Entries taken from a collection
•••••

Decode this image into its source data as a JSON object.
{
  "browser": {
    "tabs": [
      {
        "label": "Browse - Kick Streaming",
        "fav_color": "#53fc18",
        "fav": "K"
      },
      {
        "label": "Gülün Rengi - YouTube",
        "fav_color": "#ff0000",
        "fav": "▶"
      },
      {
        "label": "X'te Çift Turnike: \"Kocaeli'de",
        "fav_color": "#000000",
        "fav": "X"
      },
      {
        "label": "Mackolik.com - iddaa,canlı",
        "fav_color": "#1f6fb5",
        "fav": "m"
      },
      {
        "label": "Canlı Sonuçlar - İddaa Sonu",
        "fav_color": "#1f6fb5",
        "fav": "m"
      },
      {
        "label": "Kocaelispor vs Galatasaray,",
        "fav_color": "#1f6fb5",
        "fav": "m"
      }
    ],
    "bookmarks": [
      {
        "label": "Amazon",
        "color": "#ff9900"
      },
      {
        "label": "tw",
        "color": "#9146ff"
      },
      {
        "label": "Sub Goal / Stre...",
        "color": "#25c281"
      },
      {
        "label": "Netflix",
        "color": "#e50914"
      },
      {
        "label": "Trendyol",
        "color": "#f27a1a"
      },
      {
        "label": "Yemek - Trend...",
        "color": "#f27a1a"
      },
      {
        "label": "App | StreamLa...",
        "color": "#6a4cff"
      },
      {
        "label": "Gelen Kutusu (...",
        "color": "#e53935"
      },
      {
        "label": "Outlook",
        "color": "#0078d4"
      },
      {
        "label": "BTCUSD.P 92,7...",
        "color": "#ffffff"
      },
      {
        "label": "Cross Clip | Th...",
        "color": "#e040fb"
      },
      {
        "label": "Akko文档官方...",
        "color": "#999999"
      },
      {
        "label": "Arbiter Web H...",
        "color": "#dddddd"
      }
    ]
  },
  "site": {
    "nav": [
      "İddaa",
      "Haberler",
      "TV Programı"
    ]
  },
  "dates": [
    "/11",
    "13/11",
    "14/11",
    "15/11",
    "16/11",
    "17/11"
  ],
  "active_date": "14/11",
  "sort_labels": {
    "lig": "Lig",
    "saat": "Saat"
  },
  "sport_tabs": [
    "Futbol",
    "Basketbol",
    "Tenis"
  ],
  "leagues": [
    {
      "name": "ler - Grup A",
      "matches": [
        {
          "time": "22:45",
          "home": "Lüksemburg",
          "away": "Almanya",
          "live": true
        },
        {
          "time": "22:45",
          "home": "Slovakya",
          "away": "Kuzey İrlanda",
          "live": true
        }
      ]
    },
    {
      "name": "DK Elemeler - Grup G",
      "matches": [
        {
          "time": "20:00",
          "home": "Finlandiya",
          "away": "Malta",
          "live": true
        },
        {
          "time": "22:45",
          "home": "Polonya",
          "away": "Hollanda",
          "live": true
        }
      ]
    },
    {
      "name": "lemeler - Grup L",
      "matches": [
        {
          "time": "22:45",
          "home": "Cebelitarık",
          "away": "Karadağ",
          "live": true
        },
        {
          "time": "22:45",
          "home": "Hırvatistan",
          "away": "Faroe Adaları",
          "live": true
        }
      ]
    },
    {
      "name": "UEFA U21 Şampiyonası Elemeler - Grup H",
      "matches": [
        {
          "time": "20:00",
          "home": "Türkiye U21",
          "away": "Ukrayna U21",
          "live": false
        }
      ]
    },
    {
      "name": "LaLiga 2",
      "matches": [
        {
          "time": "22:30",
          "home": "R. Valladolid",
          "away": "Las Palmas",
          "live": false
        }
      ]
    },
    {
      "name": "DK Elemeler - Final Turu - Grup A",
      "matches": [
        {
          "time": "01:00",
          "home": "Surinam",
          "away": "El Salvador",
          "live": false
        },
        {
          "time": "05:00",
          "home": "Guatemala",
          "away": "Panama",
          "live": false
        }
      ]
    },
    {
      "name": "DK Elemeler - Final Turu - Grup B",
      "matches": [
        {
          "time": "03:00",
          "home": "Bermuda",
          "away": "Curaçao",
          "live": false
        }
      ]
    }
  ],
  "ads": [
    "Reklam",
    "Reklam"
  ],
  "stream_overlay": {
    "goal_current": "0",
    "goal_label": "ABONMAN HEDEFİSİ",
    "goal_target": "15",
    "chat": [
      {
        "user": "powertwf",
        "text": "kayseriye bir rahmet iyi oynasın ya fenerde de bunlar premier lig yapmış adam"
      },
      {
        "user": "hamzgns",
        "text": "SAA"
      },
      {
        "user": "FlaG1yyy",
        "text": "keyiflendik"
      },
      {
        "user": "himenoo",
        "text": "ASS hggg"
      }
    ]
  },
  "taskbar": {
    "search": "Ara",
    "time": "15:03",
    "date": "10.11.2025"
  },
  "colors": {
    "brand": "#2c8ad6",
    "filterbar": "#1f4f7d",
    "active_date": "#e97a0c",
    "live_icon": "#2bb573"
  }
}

•••••

--- Problem description ---
Gather each line holding the string "Elemeler".

--- Problem solution ---
      "name": "DK Elemeler - Grup G",
      "name": "UEFA U21 Şampiyonası Elemeler - Grup H",
      "name": "DK Elemeler - Final Turu - Grup A",
      "name": "DK Elemeler - Final Turu - Grup B",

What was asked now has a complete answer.